What is needed
Pick out each line of the listing below that contains the string "Warm". Case counts.

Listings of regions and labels
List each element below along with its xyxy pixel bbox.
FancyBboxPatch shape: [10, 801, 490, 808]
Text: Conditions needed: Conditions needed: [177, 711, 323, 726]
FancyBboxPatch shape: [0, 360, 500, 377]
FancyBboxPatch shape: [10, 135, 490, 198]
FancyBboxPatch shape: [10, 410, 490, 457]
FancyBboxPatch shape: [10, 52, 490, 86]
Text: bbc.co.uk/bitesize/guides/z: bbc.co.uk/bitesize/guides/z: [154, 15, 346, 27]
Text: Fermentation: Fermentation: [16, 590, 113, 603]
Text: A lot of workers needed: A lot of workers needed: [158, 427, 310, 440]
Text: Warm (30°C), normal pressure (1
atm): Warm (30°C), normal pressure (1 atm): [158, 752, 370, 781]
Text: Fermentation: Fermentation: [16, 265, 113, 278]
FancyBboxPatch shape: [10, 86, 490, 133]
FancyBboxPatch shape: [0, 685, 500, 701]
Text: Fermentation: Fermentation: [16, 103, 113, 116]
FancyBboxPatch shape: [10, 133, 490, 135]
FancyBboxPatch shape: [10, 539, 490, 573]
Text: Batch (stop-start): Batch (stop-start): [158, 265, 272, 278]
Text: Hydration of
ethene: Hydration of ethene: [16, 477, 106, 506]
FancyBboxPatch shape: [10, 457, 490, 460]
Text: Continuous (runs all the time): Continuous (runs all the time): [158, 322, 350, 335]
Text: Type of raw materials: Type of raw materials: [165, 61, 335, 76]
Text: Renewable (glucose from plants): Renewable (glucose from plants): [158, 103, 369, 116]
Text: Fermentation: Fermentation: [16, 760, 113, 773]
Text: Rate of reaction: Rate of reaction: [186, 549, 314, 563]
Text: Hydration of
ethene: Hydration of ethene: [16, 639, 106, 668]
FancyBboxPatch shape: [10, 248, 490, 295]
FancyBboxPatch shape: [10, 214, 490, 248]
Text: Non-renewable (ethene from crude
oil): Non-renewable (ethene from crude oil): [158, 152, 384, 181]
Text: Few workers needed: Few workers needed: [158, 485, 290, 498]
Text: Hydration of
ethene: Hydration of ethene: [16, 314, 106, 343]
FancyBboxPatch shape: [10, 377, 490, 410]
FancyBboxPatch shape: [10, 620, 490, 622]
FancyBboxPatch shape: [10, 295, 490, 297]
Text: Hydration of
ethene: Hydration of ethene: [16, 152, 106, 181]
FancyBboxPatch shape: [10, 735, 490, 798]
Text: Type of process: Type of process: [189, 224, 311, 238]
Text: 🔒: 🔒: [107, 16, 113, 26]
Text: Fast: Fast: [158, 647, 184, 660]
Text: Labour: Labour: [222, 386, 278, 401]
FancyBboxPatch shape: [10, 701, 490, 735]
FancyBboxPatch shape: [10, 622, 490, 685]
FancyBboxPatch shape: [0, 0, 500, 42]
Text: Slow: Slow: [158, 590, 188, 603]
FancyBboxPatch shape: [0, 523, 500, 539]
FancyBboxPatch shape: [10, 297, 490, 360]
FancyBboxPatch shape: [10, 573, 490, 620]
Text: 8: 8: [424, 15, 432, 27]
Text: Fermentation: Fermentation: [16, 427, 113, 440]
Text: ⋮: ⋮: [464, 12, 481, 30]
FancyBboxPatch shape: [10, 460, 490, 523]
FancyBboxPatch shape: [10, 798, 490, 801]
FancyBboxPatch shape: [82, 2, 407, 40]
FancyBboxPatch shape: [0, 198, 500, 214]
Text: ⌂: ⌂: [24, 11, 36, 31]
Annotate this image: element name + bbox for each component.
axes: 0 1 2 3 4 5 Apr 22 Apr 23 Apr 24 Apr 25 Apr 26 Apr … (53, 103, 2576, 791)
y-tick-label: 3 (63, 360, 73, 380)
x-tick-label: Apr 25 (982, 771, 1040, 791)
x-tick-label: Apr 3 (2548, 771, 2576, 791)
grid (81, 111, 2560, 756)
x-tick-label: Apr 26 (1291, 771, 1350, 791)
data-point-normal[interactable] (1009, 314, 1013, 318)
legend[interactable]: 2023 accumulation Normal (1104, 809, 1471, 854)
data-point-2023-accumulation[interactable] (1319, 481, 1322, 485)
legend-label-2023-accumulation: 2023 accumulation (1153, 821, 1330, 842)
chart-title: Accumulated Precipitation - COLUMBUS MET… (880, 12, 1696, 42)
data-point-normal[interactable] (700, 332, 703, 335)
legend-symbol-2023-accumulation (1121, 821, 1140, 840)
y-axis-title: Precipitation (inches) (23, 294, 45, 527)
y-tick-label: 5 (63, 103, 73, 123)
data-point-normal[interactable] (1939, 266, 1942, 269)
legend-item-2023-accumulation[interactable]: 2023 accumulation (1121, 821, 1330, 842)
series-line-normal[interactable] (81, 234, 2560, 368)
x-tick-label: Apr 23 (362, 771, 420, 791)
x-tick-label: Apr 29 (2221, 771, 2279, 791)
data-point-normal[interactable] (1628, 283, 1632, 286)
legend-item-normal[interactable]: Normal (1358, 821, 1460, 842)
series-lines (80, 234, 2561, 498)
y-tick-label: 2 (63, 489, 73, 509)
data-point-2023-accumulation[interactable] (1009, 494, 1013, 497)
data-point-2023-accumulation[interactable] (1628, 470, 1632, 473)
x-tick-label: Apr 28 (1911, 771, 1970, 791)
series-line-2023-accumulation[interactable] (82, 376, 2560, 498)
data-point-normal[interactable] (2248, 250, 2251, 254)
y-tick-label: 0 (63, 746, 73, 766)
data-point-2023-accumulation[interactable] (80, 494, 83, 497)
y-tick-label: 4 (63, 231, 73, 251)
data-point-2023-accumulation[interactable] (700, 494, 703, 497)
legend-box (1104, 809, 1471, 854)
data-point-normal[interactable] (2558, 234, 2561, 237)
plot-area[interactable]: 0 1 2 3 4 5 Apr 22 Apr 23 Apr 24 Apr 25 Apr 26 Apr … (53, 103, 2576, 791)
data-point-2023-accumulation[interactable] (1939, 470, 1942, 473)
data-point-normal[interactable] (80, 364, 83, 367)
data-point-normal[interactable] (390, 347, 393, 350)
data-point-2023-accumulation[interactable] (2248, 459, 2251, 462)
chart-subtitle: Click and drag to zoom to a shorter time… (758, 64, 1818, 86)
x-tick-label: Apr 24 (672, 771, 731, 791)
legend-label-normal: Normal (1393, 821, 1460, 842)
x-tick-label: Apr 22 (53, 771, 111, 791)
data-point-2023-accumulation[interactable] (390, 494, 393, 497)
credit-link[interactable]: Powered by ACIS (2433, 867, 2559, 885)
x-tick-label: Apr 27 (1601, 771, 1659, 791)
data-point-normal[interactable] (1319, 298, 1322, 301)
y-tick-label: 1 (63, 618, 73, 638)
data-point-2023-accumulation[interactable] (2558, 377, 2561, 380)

Exercise answer
Text: Warm (30°C), normal pressure (1
atm): Warm (30°C), normal pressure (1 atm): [158, 752, 370, 781]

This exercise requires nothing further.